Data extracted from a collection
━━━━━━━━━━━━━━━━
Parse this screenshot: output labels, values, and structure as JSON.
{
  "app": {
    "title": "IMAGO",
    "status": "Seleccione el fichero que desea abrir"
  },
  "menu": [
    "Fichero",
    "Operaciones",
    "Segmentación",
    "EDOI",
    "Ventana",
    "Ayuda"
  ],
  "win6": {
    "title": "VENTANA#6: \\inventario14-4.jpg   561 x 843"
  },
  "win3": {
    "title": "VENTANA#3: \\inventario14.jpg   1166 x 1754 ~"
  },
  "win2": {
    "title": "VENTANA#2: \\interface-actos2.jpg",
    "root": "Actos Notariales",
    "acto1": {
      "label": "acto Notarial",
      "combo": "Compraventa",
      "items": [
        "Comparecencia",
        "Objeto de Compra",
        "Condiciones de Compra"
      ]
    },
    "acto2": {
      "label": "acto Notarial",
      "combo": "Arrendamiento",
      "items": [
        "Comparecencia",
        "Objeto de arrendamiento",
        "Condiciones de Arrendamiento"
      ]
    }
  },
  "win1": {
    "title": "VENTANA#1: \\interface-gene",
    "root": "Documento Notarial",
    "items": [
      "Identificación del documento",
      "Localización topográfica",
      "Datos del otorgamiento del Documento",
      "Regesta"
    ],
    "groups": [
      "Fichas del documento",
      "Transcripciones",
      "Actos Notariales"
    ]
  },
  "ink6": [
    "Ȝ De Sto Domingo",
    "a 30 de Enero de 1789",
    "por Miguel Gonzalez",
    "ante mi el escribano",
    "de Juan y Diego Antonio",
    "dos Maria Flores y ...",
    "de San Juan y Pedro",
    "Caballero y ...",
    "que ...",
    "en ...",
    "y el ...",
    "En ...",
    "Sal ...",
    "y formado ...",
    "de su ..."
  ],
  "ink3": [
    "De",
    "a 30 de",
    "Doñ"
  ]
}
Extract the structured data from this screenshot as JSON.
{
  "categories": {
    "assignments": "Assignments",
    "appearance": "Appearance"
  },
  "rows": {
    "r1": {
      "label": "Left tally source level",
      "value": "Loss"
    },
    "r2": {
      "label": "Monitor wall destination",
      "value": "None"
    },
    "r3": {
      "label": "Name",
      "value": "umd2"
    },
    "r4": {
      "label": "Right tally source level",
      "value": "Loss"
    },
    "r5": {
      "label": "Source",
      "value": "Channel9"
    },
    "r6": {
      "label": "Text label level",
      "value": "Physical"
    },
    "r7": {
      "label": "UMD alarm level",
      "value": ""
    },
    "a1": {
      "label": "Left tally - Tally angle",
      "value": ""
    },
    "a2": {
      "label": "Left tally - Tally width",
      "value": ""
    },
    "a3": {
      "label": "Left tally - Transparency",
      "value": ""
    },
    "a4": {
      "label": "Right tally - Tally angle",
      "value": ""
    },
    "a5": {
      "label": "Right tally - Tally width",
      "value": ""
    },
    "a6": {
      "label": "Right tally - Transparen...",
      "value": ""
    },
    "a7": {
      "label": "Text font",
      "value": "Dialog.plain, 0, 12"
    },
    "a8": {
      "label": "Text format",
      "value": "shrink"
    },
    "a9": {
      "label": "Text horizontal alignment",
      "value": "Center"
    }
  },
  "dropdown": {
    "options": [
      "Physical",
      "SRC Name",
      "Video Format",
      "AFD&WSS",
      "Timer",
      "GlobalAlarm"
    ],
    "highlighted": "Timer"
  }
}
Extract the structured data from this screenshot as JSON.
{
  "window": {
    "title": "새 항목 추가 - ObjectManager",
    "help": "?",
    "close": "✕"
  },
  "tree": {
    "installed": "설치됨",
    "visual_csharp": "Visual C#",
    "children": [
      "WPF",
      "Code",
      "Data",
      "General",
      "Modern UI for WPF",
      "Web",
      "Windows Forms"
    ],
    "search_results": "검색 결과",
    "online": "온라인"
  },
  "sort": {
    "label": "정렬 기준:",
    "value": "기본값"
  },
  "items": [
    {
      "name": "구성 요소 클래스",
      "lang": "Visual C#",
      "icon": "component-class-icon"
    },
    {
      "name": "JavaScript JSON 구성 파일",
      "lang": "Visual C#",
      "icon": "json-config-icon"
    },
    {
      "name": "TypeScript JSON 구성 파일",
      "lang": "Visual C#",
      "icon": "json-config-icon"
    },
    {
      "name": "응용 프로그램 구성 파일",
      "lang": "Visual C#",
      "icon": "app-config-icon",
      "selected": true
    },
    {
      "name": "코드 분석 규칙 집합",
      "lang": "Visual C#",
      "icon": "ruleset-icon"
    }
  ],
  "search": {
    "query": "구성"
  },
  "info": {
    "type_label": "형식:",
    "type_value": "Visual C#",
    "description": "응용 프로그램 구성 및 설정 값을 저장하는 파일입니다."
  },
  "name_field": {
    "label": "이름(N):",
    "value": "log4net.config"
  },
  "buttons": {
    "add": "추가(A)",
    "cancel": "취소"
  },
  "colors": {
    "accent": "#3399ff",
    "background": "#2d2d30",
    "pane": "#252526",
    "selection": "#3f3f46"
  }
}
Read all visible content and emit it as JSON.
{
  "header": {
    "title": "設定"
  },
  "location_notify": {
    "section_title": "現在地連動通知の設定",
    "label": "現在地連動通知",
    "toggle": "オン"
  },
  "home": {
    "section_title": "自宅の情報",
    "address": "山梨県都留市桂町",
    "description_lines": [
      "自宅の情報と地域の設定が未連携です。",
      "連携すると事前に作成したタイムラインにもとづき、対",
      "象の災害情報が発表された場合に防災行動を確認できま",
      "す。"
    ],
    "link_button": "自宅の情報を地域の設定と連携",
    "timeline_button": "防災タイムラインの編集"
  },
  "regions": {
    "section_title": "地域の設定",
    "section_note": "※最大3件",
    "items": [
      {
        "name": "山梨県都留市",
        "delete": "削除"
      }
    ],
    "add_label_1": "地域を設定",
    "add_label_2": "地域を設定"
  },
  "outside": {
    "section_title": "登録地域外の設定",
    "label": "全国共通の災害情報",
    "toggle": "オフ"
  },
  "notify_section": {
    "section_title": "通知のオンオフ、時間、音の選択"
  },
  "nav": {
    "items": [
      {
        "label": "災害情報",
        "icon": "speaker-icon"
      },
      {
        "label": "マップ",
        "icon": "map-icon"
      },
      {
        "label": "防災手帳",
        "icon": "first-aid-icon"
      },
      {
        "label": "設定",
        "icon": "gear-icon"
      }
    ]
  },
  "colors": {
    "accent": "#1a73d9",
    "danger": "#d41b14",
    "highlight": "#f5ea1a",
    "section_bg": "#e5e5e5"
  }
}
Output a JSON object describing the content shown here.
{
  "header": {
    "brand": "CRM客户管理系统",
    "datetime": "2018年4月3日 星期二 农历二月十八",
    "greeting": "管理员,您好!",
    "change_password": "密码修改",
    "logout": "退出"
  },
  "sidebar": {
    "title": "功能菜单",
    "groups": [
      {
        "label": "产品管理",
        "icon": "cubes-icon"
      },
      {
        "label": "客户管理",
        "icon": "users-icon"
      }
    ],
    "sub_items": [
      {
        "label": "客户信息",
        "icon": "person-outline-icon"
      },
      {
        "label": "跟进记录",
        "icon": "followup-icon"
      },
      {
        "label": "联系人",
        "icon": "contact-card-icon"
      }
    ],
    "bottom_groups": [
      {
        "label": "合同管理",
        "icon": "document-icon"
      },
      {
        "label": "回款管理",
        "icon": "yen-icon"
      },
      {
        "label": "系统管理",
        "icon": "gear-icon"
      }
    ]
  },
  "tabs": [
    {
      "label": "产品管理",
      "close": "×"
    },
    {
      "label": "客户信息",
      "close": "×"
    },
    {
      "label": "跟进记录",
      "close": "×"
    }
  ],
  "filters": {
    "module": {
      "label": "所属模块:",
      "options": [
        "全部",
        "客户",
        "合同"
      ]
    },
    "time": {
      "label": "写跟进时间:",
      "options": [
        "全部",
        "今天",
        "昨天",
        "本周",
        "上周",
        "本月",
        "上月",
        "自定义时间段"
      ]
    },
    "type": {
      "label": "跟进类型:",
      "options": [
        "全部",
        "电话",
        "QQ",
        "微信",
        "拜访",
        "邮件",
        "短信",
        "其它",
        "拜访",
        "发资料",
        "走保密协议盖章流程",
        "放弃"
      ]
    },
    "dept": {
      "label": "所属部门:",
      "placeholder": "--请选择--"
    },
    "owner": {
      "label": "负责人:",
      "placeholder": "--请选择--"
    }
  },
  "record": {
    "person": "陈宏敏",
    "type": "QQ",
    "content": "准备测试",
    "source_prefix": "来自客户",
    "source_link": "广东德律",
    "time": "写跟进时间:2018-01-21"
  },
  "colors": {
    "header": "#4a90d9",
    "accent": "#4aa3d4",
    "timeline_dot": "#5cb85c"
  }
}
━━━━━━━━━━━━━━━━
DESCRIPTION OF THE TASK
Copy out each line of the material that holds the word "Left".

WRITTEN SOLUTION
      "label": "Left tally source level",
      "label": "Left tally - Tally angle",
      "label": "Left tally - Tally width",
      "label": "Left tally - Transparency",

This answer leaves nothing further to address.